Problem details: Every line that holds the string "this" is to be identified and copied.

Data shown:
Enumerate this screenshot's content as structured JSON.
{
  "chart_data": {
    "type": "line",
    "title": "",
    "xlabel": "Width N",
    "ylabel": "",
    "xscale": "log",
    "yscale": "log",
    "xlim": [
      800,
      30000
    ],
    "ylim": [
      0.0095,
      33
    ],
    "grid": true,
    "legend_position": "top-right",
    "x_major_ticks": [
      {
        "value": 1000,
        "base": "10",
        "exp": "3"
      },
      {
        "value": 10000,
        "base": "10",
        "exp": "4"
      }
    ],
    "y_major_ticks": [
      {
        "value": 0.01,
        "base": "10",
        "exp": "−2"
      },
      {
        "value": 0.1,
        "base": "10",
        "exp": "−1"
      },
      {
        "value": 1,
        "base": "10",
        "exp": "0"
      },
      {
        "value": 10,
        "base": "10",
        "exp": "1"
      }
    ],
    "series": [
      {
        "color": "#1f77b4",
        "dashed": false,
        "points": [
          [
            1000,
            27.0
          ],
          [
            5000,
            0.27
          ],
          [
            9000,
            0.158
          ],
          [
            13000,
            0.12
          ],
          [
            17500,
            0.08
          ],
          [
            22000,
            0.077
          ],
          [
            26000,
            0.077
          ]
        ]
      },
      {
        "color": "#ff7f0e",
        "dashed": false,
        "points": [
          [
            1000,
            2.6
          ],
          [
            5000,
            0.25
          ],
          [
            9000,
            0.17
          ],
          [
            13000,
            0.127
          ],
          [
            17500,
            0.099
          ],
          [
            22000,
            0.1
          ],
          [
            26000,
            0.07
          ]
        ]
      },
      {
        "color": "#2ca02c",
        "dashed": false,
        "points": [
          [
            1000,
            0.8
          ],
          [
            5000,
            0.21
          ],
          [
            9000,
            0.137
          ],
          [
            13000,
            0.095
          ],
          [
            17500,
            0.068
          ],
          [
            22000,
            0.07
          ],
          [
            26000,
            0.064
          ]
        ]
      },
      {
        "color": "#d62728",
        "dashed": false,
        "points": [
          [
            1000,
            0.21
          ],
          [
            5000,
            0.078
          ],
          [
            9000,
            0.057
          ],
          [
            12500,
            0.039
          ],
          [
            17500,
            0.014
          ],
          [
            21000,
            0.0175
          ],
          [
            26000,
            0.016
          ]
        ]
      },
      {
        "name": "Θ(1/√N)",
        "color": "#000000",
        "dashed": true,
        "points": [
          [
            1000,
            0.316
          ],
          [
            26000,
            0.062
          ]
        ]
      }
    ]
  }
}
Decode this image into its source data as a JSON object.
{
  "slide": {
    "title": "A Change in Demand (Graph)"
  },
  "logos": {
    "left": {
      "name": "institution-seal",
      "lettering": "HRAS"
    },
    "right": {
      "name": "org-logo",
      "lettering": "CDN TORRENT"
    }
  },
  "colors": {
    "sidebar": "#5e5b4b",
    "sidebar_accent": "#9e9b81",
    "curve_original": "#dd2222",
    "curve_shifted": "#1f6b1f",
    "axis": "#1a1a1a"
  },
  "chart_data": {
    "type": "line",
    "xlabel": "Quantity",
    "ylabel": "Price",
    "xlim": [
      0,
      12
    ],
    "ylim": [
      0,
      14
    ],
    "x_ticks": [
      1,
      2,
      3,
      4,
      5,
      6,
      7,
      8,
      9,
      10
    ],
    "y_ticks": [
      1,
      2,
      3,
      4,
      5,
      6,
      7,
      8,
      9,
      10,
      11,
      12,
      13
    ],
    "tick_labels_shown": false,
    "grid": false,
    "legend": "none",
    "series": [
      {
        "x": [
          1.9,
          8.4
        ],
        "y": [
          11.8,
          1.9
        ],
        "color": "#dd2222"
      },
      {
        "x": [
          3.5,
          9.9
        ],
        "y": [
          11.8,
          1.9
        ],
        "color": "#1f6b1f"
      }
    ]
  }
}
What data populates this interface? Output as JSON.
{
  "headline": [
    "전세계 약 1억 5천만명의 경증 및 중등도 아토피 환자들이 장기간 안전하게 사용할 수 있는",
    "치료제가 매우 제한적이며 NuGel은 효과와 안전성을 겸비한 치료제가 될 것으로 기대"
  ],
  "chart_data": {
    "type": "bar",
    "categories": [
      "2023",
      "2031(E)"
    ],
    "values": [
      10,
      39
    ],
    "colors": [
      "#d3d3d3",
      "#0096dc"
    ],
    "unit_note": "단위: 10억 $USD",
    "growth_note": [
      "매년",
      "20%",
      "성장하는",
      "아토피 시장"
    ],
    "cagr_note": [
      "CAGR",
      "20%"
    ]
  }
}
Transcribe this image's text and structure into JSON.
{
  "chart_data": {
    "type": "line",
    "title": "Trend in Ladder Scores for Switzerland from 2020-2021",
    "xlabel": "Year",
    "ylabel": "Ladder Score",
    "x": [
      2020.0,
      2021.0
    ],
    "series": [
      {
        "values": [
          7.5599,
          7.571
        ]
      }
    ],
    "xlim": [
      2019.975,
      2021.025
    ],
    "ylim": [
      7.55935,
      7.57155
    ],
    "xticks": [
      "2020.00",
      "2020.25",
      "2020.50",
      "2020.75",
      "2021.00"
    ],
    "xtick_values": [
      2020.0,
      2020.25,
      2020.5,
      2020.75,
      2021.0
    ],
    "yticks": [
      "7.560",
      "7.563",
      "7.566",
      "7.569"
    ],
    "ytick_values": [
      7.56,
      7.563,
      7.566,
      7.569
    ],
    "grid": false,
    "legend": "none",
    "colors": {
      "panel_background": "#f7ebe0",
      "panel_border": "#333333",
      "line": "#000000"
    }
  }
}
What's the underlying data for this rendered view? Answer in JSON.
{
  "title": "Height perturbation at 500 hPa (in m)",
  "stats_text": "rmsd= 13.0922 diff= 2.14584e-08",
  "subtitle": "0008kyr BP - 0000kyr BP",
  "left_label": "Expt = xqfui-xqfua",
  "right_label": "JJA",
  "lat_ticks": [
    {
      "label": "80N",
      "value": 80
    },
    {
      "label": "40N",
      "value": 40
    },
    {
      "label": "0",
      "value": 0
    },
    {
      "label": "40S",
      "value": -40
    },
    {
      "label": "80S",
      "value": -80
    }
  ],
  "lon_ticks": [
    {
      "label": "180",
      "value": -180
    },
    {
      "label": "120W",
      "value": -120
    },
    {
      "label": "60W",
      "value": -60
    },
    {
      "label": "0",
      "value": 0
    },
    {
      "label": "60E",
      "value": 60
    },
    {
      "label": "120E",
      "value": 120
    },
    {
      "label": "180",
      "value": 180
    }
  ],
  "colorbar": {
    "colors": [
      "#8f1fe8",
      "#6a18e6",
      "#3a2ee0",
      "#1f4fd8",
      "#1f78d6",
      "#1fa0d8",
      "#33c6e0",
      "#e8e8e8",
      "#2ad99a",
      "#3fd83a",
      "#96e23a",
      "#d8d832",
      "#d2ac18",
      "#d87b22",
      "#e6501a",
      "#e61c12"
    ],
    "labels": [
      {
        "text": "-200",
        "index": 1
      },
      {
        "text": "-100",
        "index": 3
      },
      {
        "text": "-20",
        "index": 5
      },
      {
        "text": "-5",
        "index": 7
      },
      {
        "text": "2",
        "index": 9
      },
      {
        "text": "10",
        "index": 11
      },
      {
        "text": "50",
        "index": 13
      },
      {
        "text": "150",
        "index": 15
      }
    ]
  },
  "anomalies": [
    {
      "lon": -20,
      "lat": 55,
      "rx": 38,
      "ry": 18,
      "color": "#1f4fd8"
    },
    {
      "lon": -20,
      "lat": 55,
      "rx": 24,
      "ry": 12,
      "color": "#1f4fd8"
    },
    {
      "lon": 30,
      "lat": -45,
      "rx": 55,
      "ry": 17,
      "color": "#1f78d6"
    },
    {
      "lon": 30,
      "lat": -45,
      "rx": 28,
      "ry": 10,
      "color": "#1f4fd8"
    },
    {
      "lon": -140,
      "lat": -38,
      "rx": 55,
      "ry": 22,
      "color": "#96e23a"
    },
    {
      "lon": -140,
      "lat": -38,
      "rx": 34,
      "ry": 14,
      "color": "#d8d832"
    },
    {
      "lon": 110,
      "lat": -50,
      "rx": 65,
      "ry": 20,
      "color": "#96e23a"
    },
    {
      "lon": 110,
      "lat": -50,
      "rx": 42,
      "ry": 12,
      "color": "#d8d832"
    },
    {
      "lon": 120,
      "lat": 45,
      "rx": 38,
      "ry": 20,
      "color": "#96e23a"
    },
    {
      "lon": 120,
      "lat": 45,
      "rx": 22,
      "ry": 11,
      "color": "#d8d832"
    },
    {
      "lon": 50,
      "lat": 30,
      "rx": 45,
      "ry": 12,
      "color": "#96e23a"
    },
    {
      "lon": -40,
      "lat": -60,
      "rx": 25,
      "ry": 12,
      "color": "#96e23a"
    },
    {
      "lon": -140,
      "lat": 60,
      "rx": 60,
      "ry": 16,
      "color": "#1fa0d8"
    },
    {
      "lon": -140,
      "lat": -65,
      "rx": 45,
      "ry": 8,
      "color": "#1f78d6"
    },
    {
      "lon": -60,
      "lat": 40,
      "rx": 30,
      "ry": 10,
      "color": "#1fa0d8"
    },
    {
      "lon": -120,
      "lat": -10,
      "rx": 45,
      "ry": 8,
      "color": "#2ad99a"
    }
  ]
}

The solution:
Enumerate this screenshot's content as structured JSON.
Decode this image into its source data as a JSON object.
What data populates this interface? Output as JSON.
Transcribe this image's text and structure into JSON.
What's the underlying data for this rendered view? Answer in JSON.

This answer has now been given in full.